(Collected data entries)
________________________________________

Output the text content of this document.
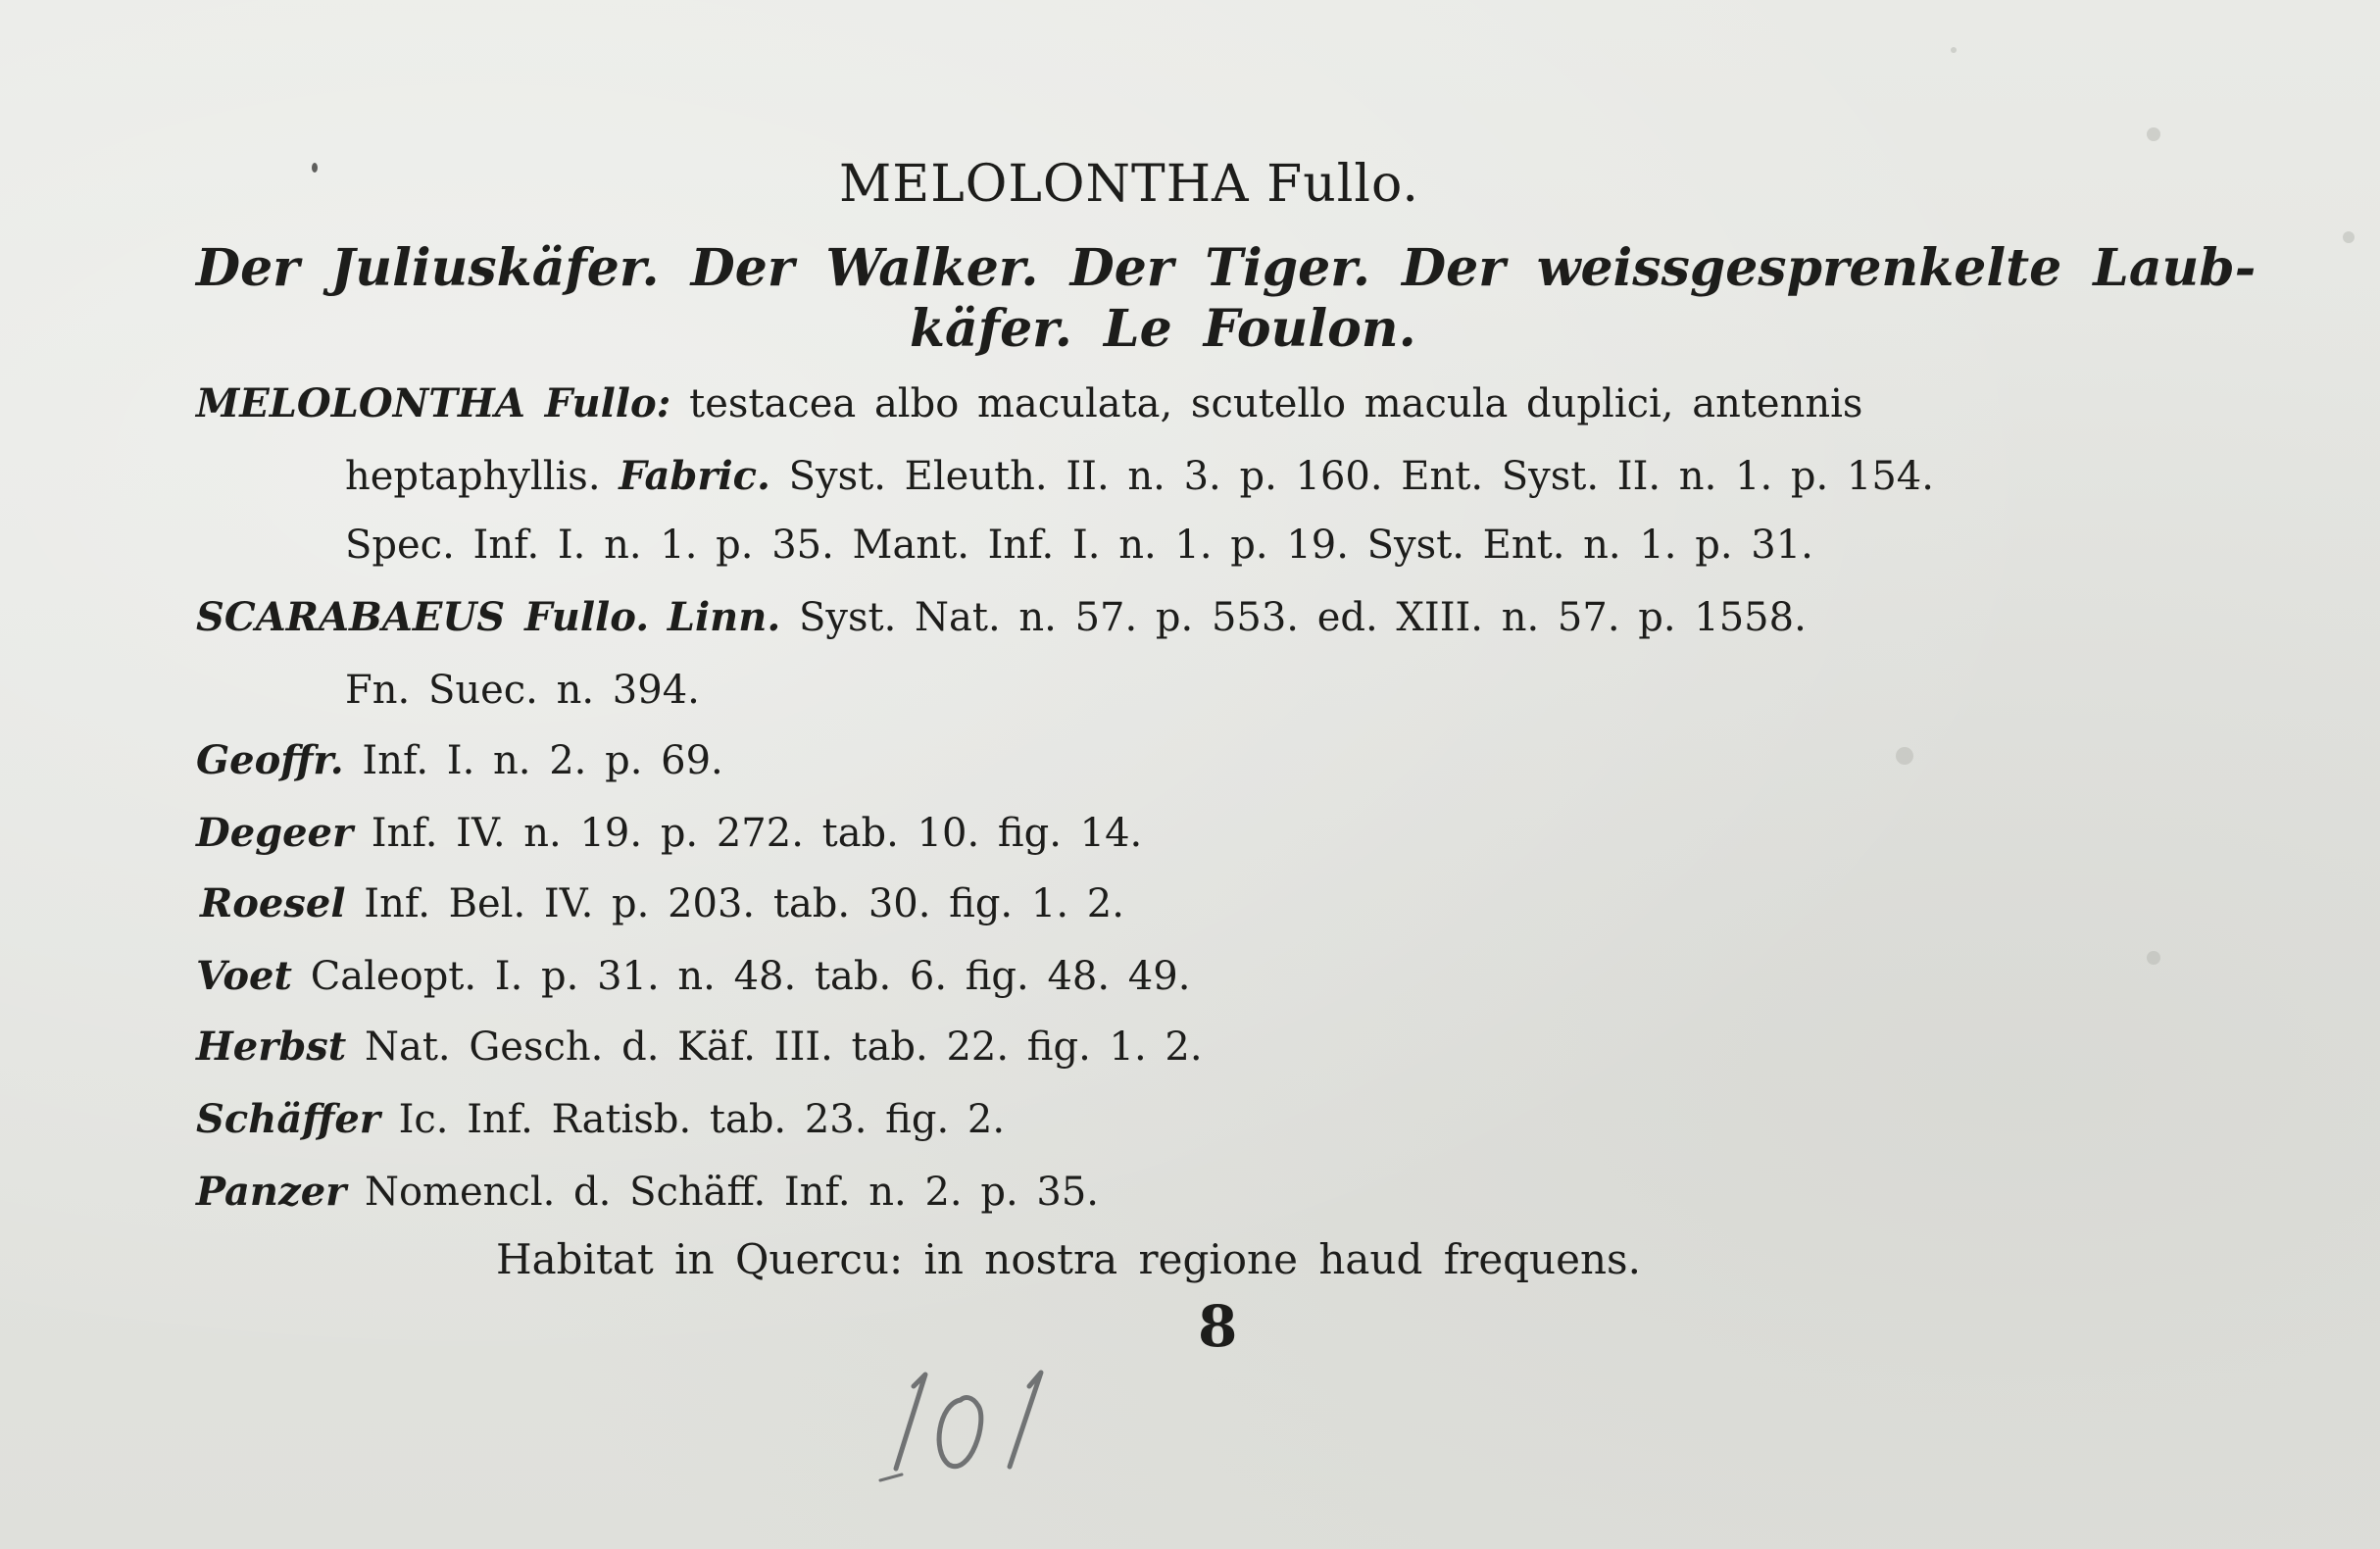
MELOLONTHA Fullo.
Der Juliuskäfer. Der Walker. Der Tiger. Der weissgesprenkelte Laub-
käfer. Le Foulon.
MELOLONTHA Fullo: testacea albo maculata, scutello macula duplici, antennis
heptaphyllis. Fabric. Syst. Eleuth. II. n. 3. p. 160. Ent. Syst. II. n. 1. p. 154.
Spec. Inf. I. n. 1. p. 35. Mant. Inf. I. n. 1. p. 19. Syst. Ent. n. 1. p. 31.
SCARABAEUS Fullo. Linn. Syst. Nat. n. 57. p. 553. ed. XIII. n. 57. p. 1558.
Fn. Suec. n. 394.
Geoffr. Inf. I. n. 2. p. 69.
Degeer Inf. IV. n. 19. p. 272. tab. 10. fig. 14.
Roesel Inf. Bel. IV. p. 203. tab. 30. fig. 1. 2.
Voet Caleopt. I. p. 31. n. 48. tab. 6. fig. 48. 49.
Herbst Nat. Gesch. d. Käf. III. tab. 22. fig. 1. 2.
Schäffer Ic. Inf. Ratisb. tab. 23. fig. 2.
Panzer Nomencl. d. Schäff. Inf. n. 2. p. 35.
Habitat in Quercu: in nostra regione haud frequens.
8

________________________________________

__Instruction__:
Your task is to repeat the material above exactly, without its pictures.

__Expected output__:
Output the text content of this document.
MELOLONTHA Fullo.
Der Juliuskäfer. Der Walker. Der Tiger. Der weissgesprenkelte Laub-
käfer. Le Foulon.
MELOLONTHA Fullo: testacea albo maculata, scutello macula duplici, antennis
heptaphyllis. Fabric. Syst. Eleuth. II. n. 3. p. 160. Ent. Syst. II. n. 1. p. 154.
Spec. Inf. I. n. 1. p. 35. Mant. Inf. I. n. 1. p. 19. Syst. Ent. n. 1. p. 31.
SCARABAEUS Fullo. Linn. Syst. Nat. n. 57. p. 553. ed. XIII. n. 57. p. 1558.
Fn. Suec. n. 394.
Geoffr. Inf. I. n. 2. p. 69.
Degeer Inf. IV. n. 19. p. 272. tab. 10. fig. 14.
Roesel Inf. Bel. IV. p. 203. tab. 30. fig. 1. 2.
Voet Caleopt. I. p. 31. n. 48. tab. 6. fig. 48. 49.
Herbst Nat. Gesch. d. Käf. III. tab. 22. fig. 1. 2.
Schäffer Ic. Inf. Ratisb. tab. 23. fig. 2.
Panzer Nomencl. d. Schäff. Inf. n. 2. p. 35.
Habitat in Quercu: in nostra regione haud frequens.
8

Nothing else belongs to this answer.